American journalist and author (born 1975)

Michelle Goldberg (born 1975) is an American journalist and author, and an op-ed columnist for The New York Times. She has been a senior correspondent for The American Prospect, a columnist for The Daily Beast and Slate, and a senior writer for The Nation. Her books are Kingdom Coming: The Rise of Christian Nationalism (2006); The Means of Reproduction: Sex, Power, and the Future of the World (2009); and The Goddess Pose: The Audacious Life of Indra Devi, the Woman Who Helped Bring Yoga to the West (2015).

==Early life and education==
Goldberg was born in a Jewish family in Buffalo, New York, the daughter of Carolyn and Gerald Goldberg. Her father was managing editor of The Buffalo News and her mother was a math professor at Niagara County Community College. Goldberg received a B.A. from the State University of New York at Buffalo. She also holds an M.S. in journalism from the University of California Berkeley Graduate School of Journalism.

From her teens, she was active in abortion rights, taking a pregnant 13-year-old friend to an abortion clinic when she herself was 13, and defending abortion-clinics as a high-school senior.

In an opinion column titled, "Rant for Choice", published in the student newspaper at SUNY Buffalo in 1995, Goldberg wrote of on-campus anti-abortion demonstrators, " ... spit at [them]. Kick them in the head." Goldberg later told the Buffalo News, "Just like someone who says, 'I'm going to kill you,' I didn't mean it literally. I didn't call the article 'A Call to Arms'."

==Career==

Beginning in 2002, Goldberg was for several years a senior writer for Salon. For approximately two years, through September 2015, she was senior contributing writer at The Nation.

She worked as a senior correspondent at The American Prospect and a columnist for The Daily Beast and Slate magazine. Her work has been published in The New Republic, Rolling Stone, Tablet and Glamour, and in The Guardian, The New York Times, The Washington Post, and other newspapers.

===Books===
Goldberg's first book, Kingdom Coming: The Rise of Christian Nationalism (2006), was a finalist for the 2007 New York Public Library's Helen Bernstein Book Award for Excellence in Journalism. In 2009, she published The Means of Reproduction: Sex, Power, and the Future of the World (2009), which is based on her own reporting about the state of women's reproductive rights across several continents, and explores what she terms the "international battle over reproductive rights."

===Opinions and controversies===
In 2012, Goldberg criticized a column written in USA Today by Ann Romney, wife of politician and businessman Mitt Romney. Romney wrote that there was "no crown more glorious" than the "crown of motherhood." Goldberg responded that such phrases reminded her of "pronatalist propaganda of World War II-era totalitarian regimes." Conservative media outlets criticized Goldberg for the remark; she subsequently said, "I should have realized that right-wingers were going to pretend that I was saying that Romney is akin to two of the century's most murderous tyrants. ... I'm truly sorry to have given the right a pretext for another tedious spasm of feigned outrage."

» **TASK BRIEF**: Continue the Michelle Goldberg biography above, picking up after its final sentence.

» **INFORMATION SHOWN**:
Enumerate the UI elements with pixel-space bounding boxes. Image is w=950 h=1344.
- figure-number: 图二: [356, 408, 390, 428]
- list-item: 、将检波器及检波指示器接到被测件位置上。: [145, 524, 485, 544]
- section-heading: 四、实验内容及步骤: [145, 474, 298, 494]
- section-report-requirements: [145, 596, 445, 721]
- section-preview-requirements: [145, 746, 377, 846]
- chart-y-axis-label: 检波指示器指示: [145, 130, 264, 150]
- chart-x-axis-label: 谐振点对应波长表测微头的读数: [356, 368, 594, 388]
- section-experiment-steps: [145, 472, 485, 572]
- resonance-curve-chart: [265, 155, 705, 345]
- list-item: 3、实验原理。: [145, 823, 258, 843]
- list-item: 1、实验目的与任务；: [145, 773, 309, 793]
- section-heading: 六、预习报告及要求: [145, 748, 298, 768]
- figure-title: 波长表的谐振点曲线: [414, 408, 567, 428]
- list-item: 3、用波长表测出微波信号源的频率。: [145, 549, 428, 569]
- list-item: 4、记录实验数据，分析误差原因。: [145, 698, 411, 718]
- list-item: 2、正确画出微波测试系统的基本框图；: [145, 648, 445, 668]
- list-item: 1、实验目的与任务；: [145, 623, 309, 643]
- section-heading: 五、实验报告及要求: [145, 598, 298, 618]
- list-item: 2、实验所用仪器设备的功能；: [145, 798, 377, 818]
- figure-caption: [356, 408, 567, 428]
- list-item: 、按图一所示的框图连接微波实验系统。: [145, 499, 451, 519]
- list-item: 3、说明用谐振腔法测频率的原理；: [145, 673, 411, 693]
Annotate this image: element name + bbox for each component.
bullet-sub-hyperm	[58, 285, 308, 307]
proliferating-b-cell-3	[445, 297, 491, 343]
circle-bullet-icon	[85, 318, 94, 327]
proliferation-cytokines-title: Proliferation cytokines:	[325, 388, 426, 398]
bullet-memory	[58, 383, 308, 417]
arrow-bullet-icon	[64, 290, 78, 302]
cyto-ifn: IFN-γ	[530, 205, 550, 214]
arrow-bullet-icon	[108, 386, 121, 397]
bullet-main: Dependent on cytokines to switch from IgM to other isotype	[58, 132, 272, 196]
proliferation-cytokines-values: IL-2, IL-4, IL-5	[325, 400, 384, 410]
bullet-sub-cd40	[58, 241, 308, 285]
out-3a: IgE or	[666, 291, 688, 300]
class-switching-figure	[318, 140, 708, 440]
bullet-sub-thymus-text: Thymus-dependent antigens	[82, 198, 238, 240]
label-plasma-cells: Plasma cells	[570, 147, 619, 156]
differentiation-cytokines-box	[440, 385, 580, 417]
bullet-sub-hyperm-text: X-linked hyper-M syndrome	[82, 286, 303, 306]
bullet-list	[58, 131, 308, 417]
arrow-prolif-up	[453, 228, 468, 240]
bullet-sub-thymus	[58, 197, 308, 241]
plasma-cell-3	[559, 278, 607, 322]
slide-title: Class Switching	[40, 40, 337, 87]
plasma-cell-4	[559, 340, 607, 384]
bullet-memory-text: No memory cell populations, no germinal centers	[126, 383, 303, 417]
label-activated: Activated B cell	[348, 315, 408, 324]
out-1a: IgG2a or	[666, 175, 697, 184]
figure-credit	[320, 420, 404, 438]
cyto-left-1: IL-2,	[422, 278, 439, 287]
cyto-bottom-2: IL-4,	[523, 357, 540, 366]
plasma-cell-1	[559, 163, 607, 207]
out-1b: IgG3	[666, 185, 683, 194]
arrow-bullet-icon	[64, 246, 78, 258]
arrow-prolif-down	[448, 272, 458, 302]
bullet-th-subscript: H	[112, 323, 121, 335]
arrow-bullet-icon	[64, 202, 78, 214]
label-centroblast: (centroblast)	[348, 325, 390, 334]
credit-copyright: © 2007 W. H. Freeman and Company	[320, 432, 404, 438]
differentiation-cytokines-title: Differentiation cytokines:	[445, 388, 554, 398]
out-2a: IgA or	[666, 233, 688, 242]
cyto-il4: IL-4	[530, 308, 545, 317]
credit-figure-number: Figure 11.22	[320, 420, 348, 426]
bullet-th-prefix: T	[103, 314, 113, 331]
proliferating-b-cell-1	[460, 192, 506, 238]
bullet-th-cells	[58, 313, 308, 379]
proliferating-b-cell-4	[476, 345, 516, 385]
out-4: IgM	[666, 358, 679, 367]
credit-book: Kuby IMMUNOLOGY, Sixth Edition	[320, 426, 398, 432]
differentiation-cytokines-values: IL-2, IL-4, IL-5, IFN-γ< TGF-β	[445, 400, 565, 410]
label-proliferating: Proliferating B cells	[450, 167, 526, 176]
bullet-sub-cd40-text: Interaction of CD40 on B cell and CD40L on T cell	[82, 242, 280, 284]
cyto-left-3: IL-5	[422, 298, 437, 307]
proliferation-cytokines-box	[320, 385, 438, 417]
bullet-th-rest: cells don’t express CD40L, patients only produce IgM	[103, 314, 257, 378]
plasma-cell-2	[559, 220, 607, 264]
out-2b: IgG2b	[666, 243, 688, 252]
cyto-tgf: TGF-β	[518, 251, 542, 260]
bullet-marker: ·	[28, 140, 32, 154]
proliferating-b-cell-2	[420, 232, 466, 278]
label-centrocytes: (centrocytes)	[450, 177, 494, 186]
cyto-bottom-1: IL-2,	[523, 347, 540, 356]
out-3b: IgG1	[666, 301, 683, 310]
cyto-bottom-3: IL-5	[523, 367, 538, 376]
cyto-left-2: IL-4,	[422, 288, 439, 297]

» **RESULT OF THE TASK**:
In 2013, in The Nation, Goldberg criticized the public and media reactions to a tweet by Justine Sacco, a woman who had been fired for tweeting, "Going to Africa. Hope I don’t get AIDS. Just kidding. I'm white!" Goldberg wrote: "Almost any of us could be vulnerable to a crowd-sourced inquisition."

In 2014, Goldberg wrote a piece for The New Yorker, titled "What is a Woman?," about the conflict between transgender women and some radical feminists. It was criticized by Jos Truitt in the Columbia Journalism Review on the basis of Goldberg's support for those feminists labelled as "trans-exclusionary radical feminists" (or "TERFs").

Goldberg endorsed Democratic candidate Hillary Clinton in the 2016 U.S. presidential election.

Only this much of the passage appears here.